• Recorded data:
########
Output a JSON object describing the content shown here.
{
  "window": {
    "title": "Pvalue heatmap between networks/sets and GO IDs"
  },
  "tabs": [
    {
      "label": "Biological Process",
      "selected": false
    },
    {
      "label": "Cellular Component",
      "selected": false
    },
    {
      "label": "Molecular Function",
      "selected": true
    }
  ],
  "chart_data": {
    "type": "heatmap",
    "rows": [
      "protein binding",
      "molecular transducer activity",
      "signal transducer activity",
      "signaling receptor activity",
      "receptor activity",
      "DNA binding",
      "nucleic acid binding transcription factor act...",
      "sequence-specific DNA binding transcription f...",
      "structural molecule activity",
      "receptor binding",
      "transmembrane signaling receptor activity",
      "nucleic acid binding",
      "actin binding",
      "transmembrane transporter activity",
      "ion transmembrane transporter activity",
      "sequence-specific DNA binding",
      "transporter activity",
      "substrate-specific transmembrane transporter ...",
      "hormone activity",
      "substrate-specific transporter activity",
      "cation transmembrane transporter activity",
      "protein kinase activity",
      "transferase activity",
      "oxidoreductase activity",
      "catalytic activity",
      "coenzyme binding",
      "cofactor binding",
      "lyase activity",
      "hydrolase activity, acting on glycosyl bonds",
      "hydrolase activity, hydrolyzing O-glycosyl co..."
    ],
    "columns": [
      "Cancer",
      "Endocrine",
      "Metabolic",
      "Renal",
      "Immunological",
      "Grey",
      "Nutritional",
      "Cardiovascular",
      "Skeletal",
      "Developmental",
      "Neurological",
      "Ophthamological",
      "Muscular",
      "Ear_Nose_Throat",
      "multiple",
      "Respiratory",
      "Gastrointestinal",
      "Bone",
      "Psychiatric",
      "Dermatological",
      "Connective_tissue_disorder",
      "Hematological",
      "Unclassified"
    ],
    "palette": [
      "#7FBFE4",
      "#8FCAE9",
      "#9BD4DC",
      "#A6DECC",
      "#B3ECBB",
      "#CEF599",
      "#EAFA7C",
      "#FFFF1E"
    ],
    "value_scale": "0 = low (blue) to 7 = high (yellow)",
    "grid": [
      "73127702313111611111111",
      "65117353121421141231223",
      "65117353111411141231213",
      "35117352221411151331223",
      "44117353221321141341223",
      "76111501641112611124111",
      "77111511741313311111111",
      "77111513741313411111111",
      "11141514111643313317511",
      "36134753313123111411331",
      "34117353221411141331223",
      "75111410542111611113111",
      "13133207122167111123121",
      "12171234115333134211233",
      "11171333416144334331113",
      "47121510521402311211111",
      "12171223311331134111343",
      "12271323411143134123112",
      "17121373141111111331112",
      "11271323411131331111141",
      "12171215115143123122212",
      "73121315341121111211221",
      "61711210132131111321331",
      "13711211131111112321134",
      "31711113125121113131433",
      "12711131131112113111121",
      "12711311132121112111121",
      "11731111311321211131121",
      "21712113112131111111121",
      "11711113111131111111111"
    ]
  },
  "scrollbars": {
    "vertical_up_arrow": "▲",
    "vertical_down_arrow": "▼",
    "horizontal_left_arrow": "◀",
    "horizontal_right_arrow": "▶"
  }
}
########
The expected answer is a copy of every line in the entries that holds the word "glycosyl".

• COMPLETED TASK:
      "hydrolase activity, acting on glycosyl bonds",
      "hydrolase activity, hydrolyzing O-glycosyl co..."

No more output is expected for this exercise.